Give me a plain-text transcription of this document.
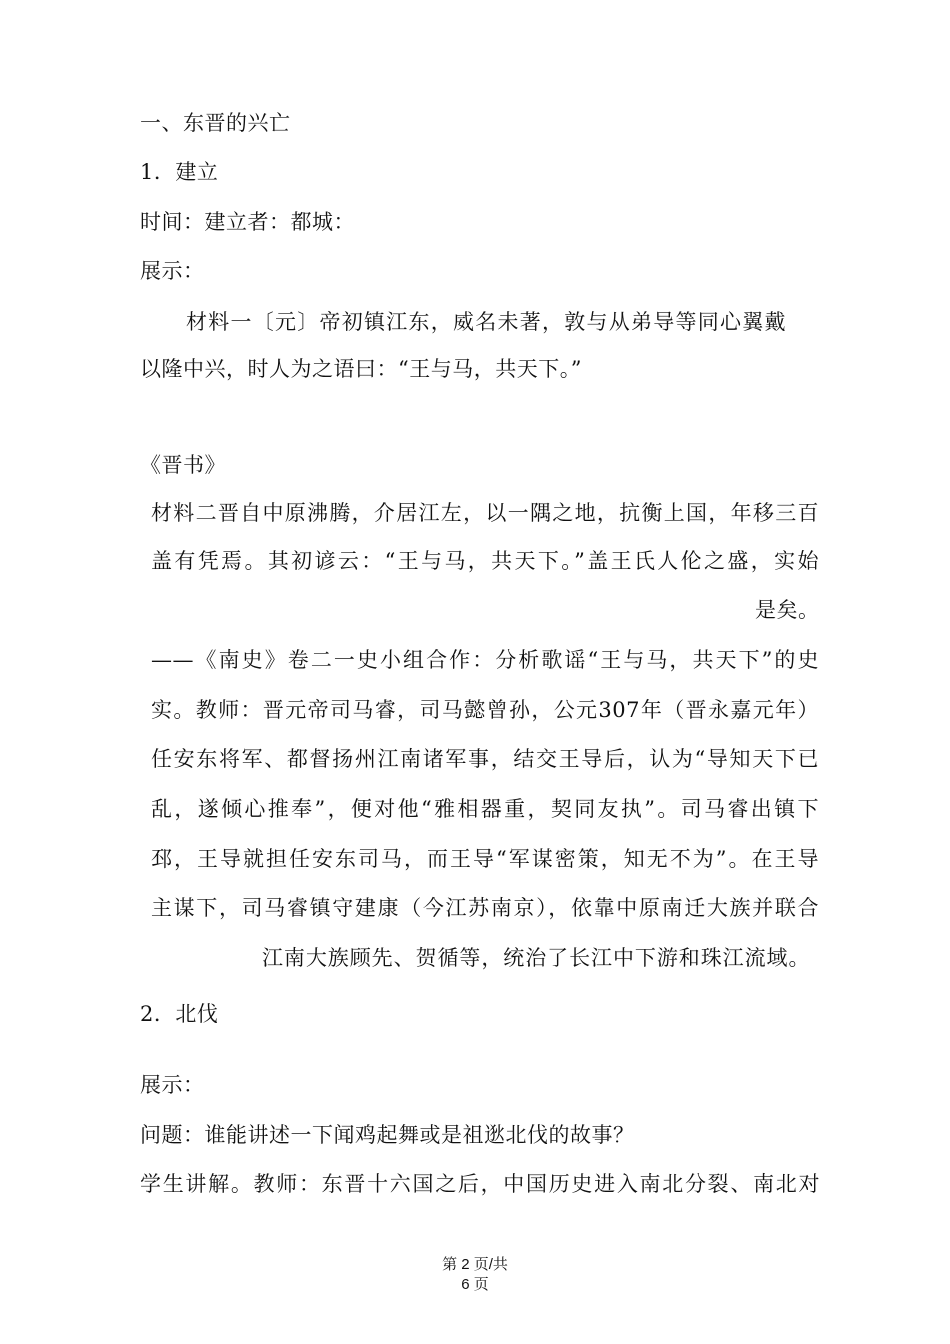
一、东晋的兴亡
1．建立
时间：建立者：都城：
展示：
材料一〔元〕帝初镇江东，威名未著，敦与从弟导等同心翼戴
以隆中兴，时人为之语曰：“王与马，共天下。”
《晋书》
材料二晋自中原沸腾，介居江左，以一隅之地，抗衡上国，年移三百
盖有凭焉。其初谚云：“王与马，共天下。”盖王氏人伦之盛，实始
是矣。
——《南史》卷二一史小组合作：分析歌谣“王与马，共天下”的史
实。教师：晋元帝司马睿，司马懿曾孙，公元307年（晋永嘉元年）
任安东将军、都督扬州江南诸军事，结交王导后，认为“导知天下已
乱，遂倾心推奉”，便对他“雅相器重，契同友执”。司马睿出镇下
邳，王导就担任安东司马，而王导“军谋密策，知无不为”。在王导
主谋下，司马睿镇守建康（今江苏南京），依靠中原南迁大族并联合
江南大族顾先、贺循等，统治了长江中下游和珠江流域。
2．北伐
展示：
问题：谁能讲述一下闻鸡起舞或是祖逖北伐的故事？
学生讲解。教师：东晋十六国之后，中国历史进入南北分裂、南北对
第 2 页/共
6 页
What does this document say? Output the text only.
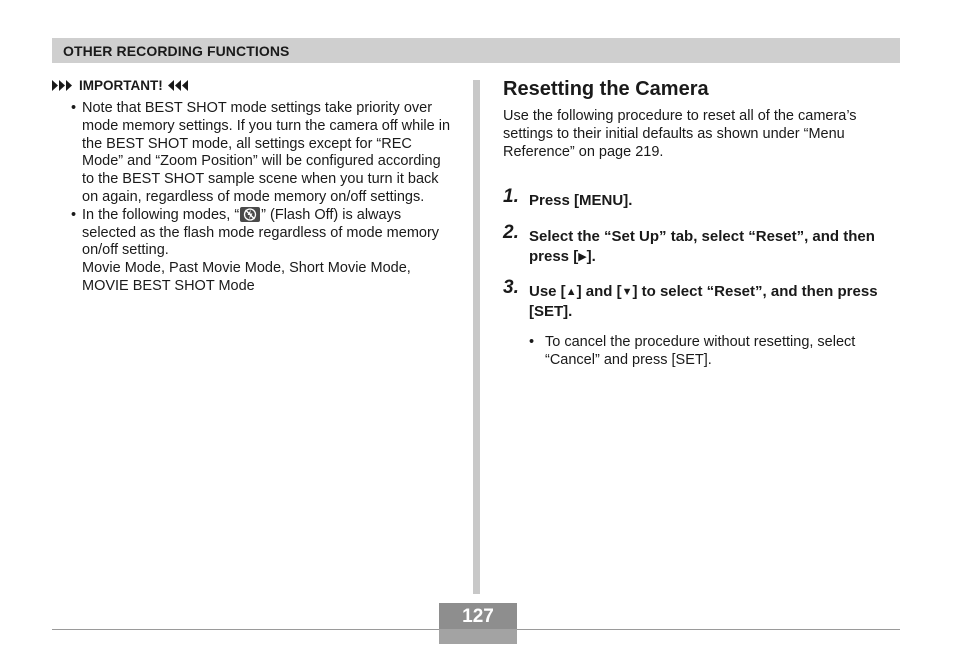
OTHER RECORDING FUNCTIONS
IMPORTANT!
• Note that BEST SHOT mode settings take priority over mode memory settings. If you turn the camera off while in the BEST SHOT mode, all settings except for “REC Mode” and “Zoom Position” will be configured according to the BEST SHOT sample scene when you turn it back on again, regardless of mode memory on/off settings.
• In the following modes, “ ” (Flash Off) is always selected as the flash mode regardless of mode memory on/off setting.
Movie Mode, Past Movie Mode, Short Movie Mode, MOVIE BEST SHOT Mode
Resetting the Camera

Use the following procedure to reset all of the camera’s settings to their initial defaults as shown under “Menu Reference” on page 219.

1. Press [MENU].
2. Select the “Set Up” tab, select “Reset”, and then press [▶].
3. Use [▲] and [▼] to select “Reset”, and then press [SET].
• To cancel the procedure without resetting, select “Cancel” and press [SET].
127
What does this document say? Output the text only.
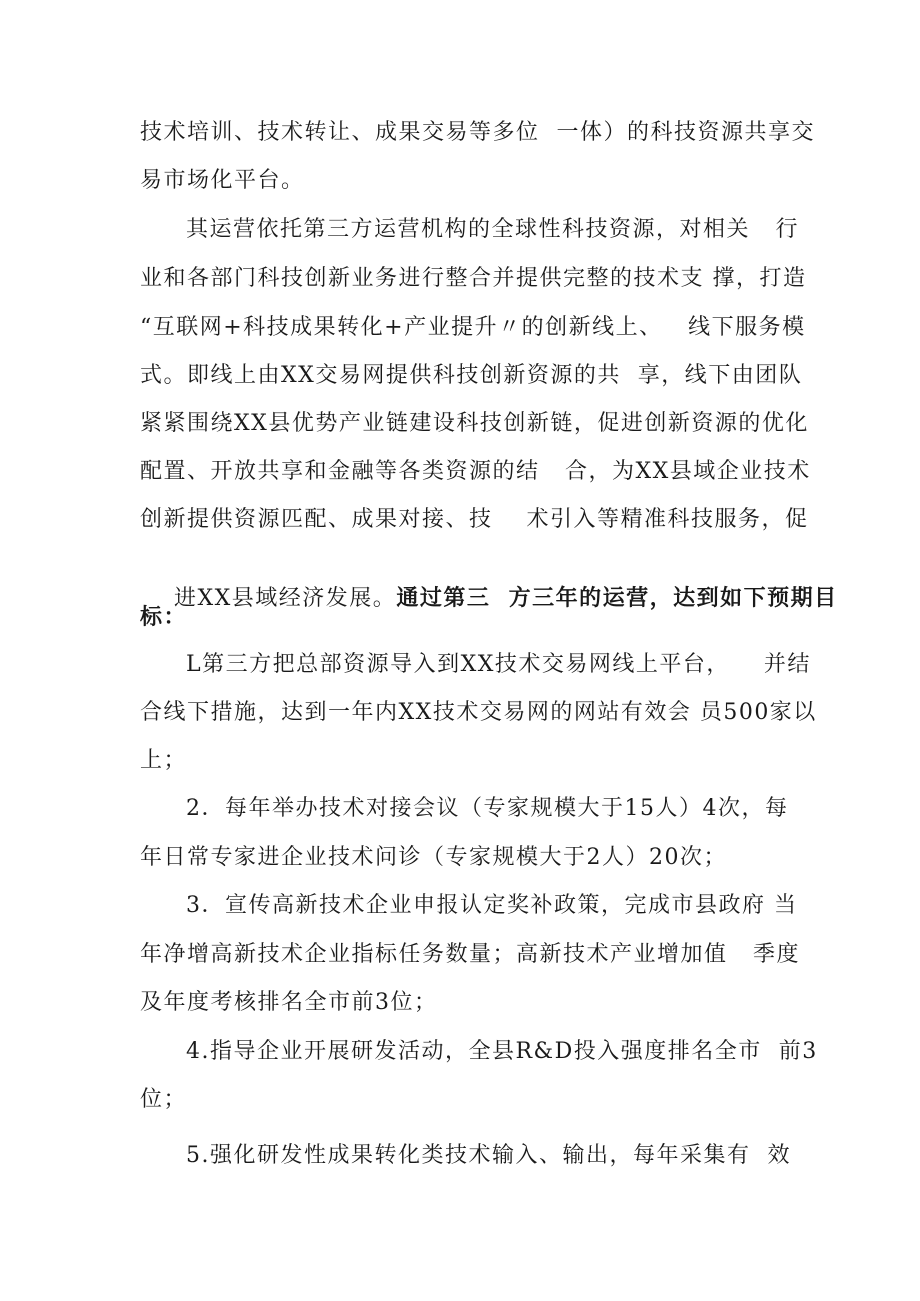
技术培训、技术转让、成果交易等多位  一体）的科技资源共享交
易市场化平台。
其运营依托第三方运营机构的全球性科技资源，对相关   行
业和各部门科技创新业务进行整合并提供完整的技术支 撑，打造
“互联网+科技成果转化+产业提升〃的创新线上、   线下服务模
式。即线上由XX交易网提供科技创新资源的共  享，线下由团队
紧紧围绕XX县优势产业链建设科技创新链，促进创新资源的优化
配置、开放共享和金融等各类资源的结   合，为XX县域企业技术
创新提供资源匹配、成果对接、技    术引入等精准科技服务，促

进XX县域经济发展。通过第三  方三年的运营，达到如下预期目

标：
L第三方把总部资源导入到XX技术交易网线上平台，    并结
合线下措施，达到一年内XX技术交易网的网站有效会 员500家以
上；
2．每年举办技术对接会议（专家规模大于15人）4次，每
年日常专家进企业技术问诊（专家规模大于2人）20次；
3．宣传高新技术企业申报认定奖补政策，完成市县政府 当
年净增高新技术企业指标任务数量；高新技术产业增加值   季度
及年度考核排名全市前3位；
4.指导企业开展研发活动，全县R&D投入强度排名全市  前3
位；
5.强化研发性成果转化类技术输入、输出，每年采集有  效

▬▬▬▬▬▬

Your task is to list each line of the records with the word "procedure".

Use the following procedure to reset all of the camera’s settings to their initial defaults as shown under “Menu Reference” on page 219.
• To cancel the procedure without resetting, select “Cancel” and press [SET].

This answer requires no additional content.